— Begin Provided information —
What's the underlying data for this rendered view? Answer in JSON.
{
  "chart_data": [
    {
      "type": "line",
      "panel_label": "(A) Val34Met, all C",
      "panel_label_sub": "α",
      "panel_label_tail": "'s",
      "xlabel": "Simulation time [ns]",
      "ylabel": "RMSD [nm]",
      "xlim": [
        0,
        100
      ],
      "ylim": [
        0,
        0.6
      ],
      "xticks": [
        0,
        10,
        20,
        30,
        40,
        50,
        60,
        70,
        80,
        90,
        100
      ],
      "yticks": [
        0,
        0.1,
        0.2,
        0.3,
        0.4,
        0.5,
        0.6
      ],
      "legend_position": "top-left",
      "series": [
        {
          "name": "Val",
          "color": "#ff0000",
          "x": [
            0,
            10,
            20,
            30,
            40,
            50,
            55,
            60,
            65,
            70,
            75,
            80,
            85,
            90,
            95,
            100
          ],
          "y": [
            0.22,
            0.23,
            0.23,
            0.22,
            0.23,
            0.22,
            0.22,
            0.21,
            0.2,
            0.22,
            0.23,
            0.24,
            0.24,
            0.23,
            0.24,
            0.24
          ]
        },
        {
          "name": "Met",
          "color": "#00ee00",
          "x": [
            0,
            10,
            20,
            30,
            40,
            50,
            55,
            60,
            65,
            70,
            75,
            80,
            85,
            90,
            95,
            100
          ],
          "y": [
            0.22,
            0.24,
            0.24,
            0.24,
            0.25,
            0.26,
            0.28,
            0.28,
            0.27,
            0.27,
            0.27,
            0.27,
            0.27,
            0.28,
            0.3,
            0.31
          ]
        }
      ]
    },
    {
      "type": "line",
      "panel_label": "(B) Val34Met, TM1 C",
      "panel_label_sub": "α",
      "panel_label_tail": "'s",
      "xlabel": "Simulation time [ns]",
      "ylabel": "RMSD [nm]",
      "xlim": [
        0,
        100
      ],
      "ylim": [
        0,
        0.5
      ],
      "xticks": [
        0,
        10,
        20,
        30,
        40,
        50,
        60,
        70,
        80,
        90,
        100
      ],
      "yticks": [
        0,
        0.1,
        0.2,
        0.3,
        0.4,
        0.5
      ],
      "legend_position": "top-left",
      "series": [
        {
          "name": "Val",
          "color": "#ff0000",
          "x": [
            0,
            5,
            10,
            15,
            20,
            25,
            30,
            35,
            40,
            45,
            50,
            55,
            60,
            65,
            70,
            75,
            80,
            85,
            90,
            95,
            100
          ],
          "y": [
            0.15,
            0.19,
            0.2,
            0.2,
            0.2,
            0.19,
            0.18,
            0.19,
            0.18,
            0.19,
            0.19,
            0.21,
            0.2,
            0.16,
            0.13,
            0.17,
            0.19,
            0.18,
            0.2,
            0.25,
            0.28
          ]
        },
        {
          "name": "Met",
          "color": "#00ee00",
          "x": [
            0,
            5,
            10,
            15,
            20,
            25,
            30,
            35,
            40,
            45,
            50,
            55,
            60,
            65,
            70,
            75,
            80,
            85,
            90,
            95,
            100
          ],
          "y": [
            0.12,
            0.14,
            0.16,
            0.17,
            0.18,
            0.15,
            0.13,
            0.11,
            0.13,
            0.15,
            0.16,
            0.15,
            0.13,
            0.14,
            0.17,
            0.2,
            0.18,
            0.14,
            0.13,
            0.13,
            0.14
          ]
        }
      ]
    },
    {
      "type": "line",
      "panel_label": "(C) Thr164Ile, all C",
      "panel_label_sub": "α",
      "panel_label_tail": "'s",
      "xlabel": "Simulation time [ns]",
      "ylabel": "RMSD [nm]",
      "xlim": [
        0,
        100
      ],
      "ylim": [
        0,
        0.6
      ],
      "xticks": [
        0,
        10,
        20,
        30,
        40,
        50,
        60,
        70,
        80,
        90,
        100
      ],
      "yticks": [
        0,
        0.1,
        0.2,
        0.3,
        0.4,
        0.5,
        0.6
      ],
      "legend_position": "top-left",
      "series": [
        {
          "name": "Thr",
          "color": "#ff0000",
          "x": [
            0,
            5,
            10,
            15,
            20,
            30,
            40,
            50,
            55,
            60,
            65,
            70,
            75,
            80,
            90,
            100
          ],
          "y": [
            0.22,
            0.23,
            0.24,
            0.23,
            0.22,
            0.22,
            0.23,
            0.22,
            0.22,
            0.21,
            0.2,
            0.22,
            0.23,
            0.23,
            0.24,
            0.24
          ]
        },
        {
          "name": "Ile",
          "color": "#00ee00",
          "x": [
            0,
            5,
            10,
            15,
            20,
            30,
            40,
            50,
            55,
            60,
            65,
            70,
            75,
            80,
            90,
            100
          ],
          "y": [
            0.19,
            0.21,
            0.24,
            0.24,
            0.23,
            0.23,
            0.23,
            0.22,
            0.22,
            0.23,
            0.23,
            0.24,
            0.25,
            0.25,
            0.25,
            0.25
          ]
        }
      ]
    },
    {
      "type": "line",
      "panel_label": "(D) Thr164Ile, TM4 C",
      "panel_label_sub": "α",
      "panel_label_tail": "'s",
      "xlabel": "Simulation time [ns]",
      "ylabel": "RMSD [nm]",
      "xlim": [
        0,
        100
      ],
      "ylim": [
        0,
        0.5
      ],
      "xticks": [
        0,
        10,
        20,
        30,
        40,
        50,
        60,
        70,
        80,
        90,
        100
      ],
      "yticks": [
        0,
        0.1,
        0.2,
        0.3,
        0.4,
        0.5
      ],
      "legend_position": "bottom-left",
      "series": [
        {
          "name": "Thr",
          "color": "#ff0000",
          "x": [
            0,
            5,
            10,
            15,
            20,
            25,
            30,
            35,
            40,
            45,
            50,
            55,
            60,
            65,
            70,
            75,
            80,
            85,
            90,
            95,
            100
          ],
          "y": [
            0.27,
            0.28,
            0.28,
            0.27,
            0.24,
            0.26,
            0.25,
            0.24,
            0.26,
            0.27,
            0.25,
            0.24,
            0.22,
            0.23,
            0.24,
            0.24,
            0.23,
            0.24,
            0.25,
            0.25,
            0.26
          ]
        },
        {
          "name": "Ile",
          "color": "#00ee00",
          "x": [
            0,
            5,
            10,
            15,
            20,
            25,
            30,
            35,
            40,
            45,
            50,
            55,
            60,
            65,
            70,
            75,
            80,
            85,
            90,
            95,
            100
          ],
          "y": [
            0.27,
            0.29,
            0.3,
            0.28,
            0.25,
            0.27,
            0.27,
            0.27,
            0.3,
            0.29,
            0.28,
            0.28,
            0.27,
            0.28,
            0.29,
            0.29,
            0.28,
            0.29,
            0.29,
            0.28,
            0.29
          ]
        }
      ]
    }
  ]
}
— End Provided information —
— Begin Provided information —
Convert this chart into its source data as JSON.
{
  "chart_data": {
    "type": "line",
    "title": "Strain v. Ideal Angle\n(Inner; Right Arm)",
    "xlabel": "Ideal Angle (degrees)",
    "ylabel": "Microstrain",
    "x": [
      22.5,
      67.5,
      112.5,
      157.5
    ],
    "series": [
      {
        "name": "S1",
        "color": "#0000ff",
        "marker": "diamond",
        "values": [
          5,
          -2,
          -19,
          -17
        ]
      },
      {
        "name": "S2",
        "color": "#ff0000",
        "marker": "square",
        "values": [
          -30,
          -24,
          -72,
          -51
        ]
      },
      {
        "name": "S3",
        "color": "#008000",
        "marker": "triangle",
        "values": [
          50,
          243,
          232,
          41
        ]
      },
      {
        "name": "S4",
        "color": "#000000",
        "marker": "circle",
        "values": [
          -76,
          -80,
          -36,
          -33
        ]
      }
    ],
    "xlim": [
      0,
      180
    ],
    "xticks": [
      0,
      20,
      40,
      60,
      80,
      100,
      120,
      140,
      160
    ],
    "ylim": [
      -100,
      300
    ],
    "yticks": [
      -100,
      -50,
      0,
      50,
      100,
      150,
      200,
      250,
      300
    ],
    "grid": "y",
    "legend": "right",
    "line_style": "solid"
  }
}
— End Provided information —
— Begin Provided information —
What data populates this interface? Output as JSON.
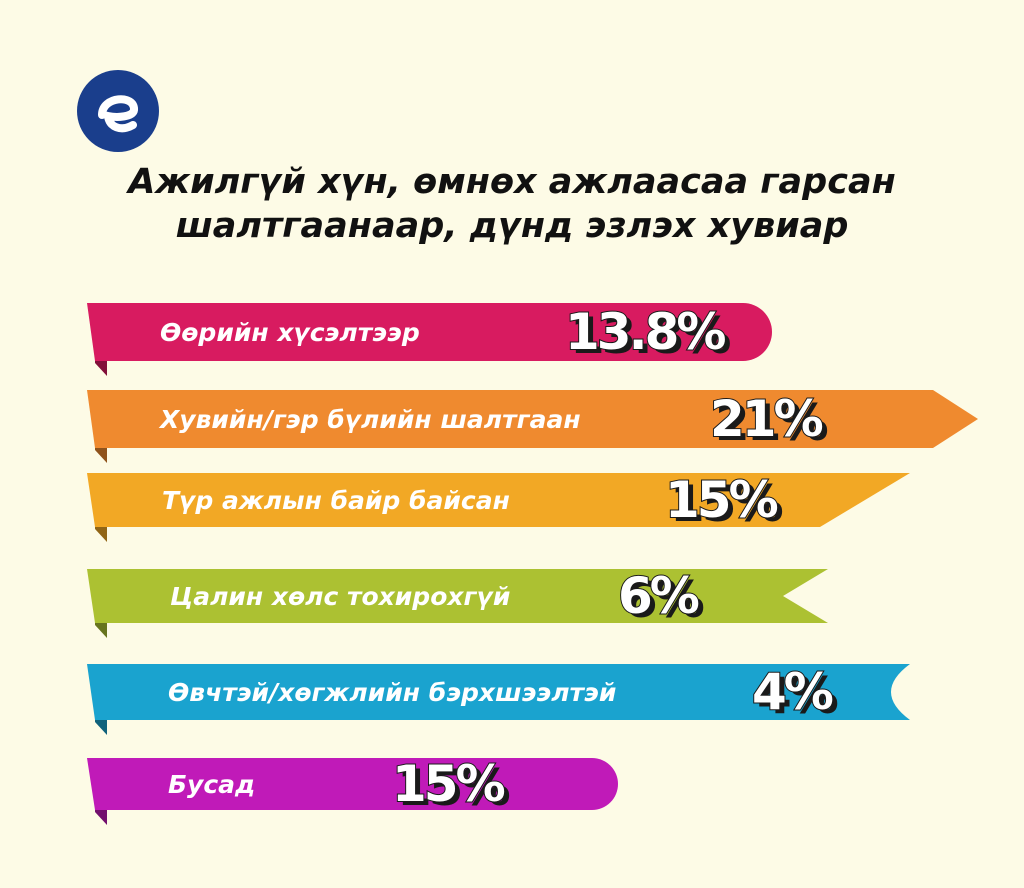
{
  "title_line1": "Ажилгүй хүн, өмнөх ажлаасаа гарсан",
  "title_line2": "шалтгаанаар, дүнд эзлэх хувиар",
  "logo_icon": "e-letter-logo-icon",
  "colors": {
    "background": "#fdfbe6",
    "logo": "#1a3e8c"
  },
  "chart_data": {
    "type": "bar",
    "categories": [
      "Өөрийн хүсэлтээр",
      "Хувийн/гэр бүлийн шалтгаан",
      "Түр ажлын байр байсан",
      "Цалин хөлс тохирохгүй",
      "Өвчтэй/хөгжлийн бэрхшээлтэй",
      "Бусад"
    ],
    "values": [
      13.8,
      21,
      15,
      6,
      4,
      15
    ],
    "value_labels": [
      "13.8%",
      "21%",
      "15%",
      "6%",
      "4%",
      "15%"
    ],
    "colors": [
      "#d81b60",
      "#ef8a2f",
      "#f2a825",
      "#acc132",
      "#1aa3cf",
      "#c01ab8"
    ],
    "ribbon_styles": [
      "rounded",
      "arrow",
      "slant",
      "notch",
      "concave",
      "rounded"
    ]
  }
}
— End Provided information —
- **Stated problem**
Show the lines of the records that contain the word "Ideal".

- **Response to the exercise**
    "title": "Strain v. Ideal Angle\n(Inner; Right Arm)",
    "xlabel": "Ideal Angle (degrees)",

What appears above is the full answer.